* [Stated exercise] Can you transcribe every line exactly and leave the pictures behind?

(Stored entries)
☆ ☆ ☆ ☆
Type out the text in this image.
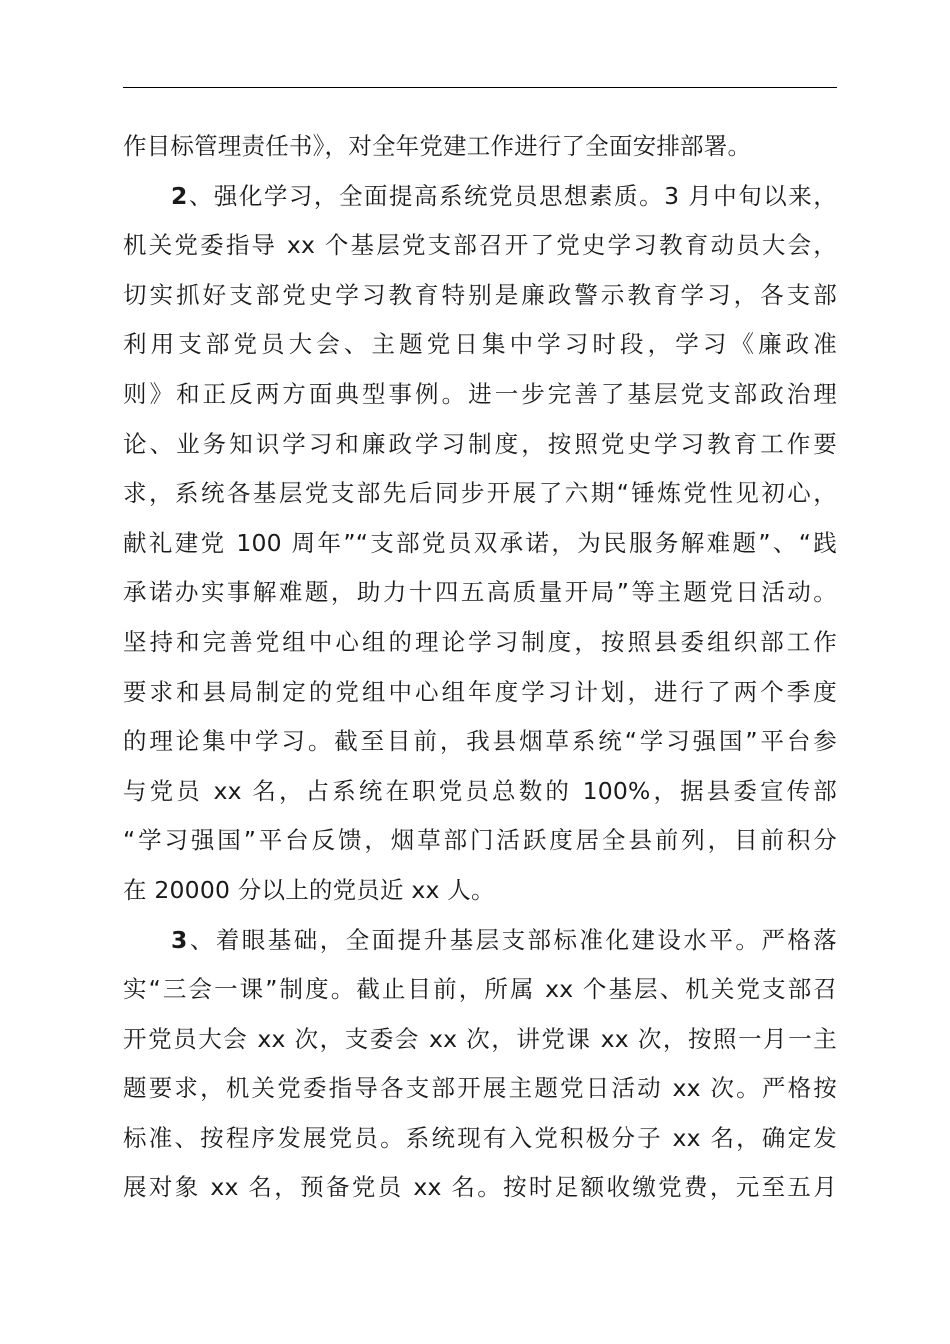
作目标管理责任书》，对全年党建工作进行了全面安排部署。
2、强化学习，全面提高系统党员思想素质。3 月中旬以来，
机关党委指导 xx 个基层党支部召开了党史学习教育动员大会，
切实抓好支部党史学习教育特别是廉政警示教育学习，各支部
利用支部党员大会、主题党日集中学习时段，学习《廉政准
则》和正反两方面典型事例。进一步完善了基层党支部政治理
论、业务知识学习和廉政学习制度，按照党史学习教育工作要
求，系统各基层党支部先后同步开展了六期“锤炼党性见初心，
献礼建党 100 周年”“支部党员双承诺，为民服务解难题”、“践
承诺办实事解难题，助力十四五高质量开局”等主题党日活动。
坚持和完善党组中心组的理论学习制度，按照县委组织部工作
要求和县局制定的党组中心组年度学习计划，进行了两个季度
的理论集中学习。截至目前，我县烟草系统“学习强国”平台参
与党员 xx 名，占系统在职党员总数的 100%，据县委宣传部
“学习强国”平台反馈，烟草部门活跃度居全县前列，目前积分
在 20000 分以上的党员近 xx 人。
3、着眼基础，全面提升基层支部标准化建设水平。严格落
实“三会一课”制度。截止目前，所属 xx 个基层、机关党支部召
开党员大会 xx 次，支委会 xx 次，讲党课 xx 次，按照一月一主
题要求，机关党委指导各支部开展主题党日活动 xx 次。严格按
标准、按程序发展党员。系统现有入党积极分子 xx 名，确定发
展对象 xx 名，预备党员 xx 名。按时足额收缴党费，元至五月
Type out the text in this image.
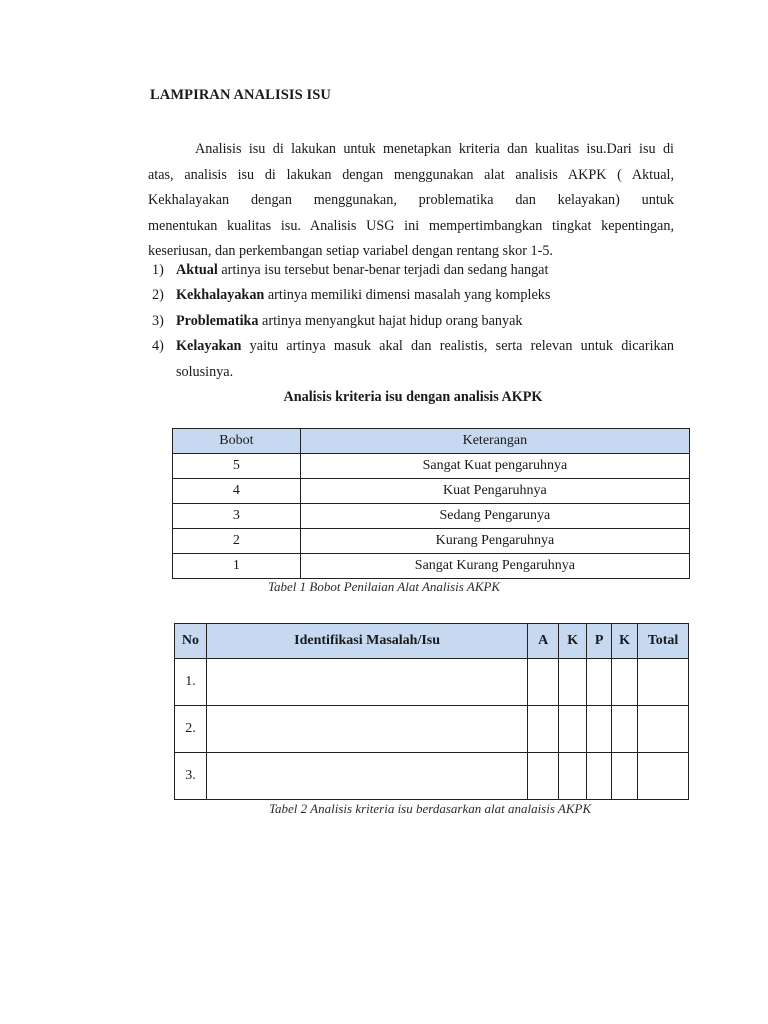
LAMPIRAN ANALISIS ISU
Analisis isu di lakukan untuk menetapkan kriteria dan kualitas isu.Dari isu di
atas, analisis isu di lakukan dengan menggunakan alat analisis AKPK ( Aktual,
Kekhalayakan dengan menggunakan, problematika dan kelayakan) untuk
menentukan kualitas isu. Analisis USG ini mempertimbangkan tingkat kepentingan,
keseriusan, dan perkembangan setiap variabel dengan rentang skor 1-5.
1) Aktual artinya isu tersebut benar-benar terjadi dan sedang hangat
2) Kekhalayakan artinya memiliki dimensi masalah yang kompleks
3) Problematika artinya menyangkut hajat hidup orang banyak
4) Kelayakan yaitu artinya masuk akal dan realistis, serta relevan untuk dicarikan
solusinya.
Analisis kriteria isu dengan analisis AKPK
Bobot	Keterangan
5	Sangat Kuat pengaruhnya
4	Kuat Pengaruhnya
3	Sedang Pengarunya
2	Kurang Pengaruhnya
1	Sangat Kurang Pengaruhnya
Tabel 1 Bobot Penilaian Alat Analisis AKPK
No	Identifikasi Masalah/Isu	A	K	P	K	Total
1.						
2.						
3.						
Tabel 2 Analisis kriteria isu berdasarkan alat analaisis AKPK
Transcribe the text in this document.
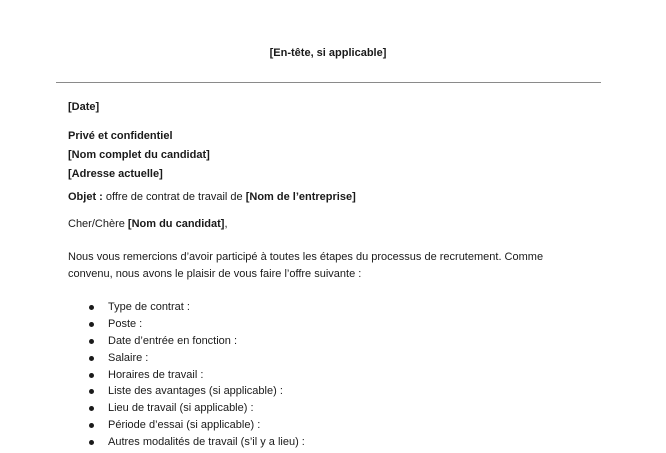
[En-tête, si applicable]
[Date]
Privé et confidentiel
[Nom complet du candidat]
[Adresse actuelle]
Objet : offre de contrat de travail de [Nom de l’entreprise]
Cher/Chère [Nom du candidat],
Nous vous remercions d’avoir participé à toutes les étapes du processus de recrutement. Comme convenu, nous avons le plaisir de vous faire l’offre suivante :
Type de contrat :
Poste :
Date d’entrée en fonction :
Salaire :
Horaires de travail :
Liste des avantages (si applicable) :
Lieu de travail (si applicable) :
Période d’essai (si applicable) :
Autres modalités de travail (s’il y a lieu) :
☆ ☆ ☆ ☆
* [Solution to the problem]
Type out the text in this image.
作目标管理责任书》，对全年党建工作进行了全面安排部署。
2、强化学习，全面提高系统党员思想素质。3 月中旬以来，
机关党委指导 xx 个基层党支部召开了党史学习教育动员大会，
切实抓好支部党史学习教育特别是廉政警示教育学习，各支部
利用支部党员大会、主题党日集中学习时段，学习《廉政准
则》和正反两方面典型事例。进一步完善了基层党支部政治理
论、业务知识学习和廉政学习制度，按照党史学习教育工作要
求，系统各基层党支部先后同步开展了六期“锤炼党性见初心，
献礼建党 100 周年”“支部党员双承诺，为民服务解难题”、“践
承诺办实事解难题，助力十四五高质量开局”等主题党日活动。
坚持和完善党组中心组的理论学习制度，按照县委组织部工作
要求和县局制定的党组中心组年度学习计划，进行了两个季度
的理论集中学习。截至目前，我县烟草系统“学习强国”平台参
与党员 xx 名，占系统在职党员总数的 100%，据县委宣传部
“学习强国”平台反馈，烟草部门活跃度居全县前列，目前积分
在 20000 分以上的党员近 xx 人。
3、着眼基础，全面提升基层支部标准化建设水平。严格落
实“三会一课”制度。截止目前，所属 xx 个基层、机关党支部召
开党员大会 xx 次，支委会 xx 次，讲党课 xx 次，按照一月一主
题要求，机关党委指导各支部开展主题党日活动 xx 次。严格按
标准、按程序发展党员。系统现有入党积极分子 xx 名，确定发
展对象 xx 名，预备党员 xx 名。按时足额收缴党费，元至五月
Type out the text in this image.
LAMPIRAN ANALISIS ISU
Analisis isu di lakukan untuk menetapkan kriteria dan kualitas isu.Dari isu di
atas, analisis isu di lakukan dengan menggunakan alat analisis AKPK ( Aktual,
Kekhalayakan dengan menggunakan, problematika dan kelayakan) untuk
menentukan kualitas isu. Analisis USG ini mempertimbangkan tingkat kepentingan,
keseriusan, dan perkembangan setiap variabel dengan rentang skor 1-5.
1) Aktual artinya isu tersebut benar-benar terjadi dan sedang hangat
2) Kekhalayakan artinya memiliki dimensi masalah yang kompleks
3) Problematika artinya menyangkut hajat hidup orang banyak
4) Kelayakan yaitu artinya masuk akal dan realistis, serta relevan untuk dicarikan
solusinya.
Analisis kriteria isu dengan analisis AKPK
Bobot	Keterangan
5	Sangat Kuat pengaruhnya
4	Kuat Pengaruhnya
3	Sedang Pengarunya
2	Kurang Pengaruhnya
1	Sangat Kurang Pengaruhnya
Tabel 1 Bobot Penilaian Alat Analisis AKPK
No	Identifikasi Masalah/Isu	A	K	P	K	Total
1.						
2.						
3.						
Tabel 2 Analisis kriteria isu berdasarkan alat analaisis AKPK
Transcribe the text in this document.
[En-tête, si applicable]
[Date]
Privé et confidentiel
[Nom complet du candidat]
[Adresse actuelle]
Objet : offre de contrat de travail de [Nom de l’entreprise]
Cher/Chère [Nom du candidat],
Nous vous remercions d’avoir participé à toutes les étapes du processus de recrutement. Comme convenu, nous avons le plaisir de vous faire l’offre suivante :
Type de contrat :
Poste :
Date d’entrée en fonction :
Salaire :
Horaires de travail :
Liste des avantages (si applicable) :
Lieu de travail (si applicable) :
Période d’essai (si applicable) :
Autres modalités de travail (s’il y a lieu) :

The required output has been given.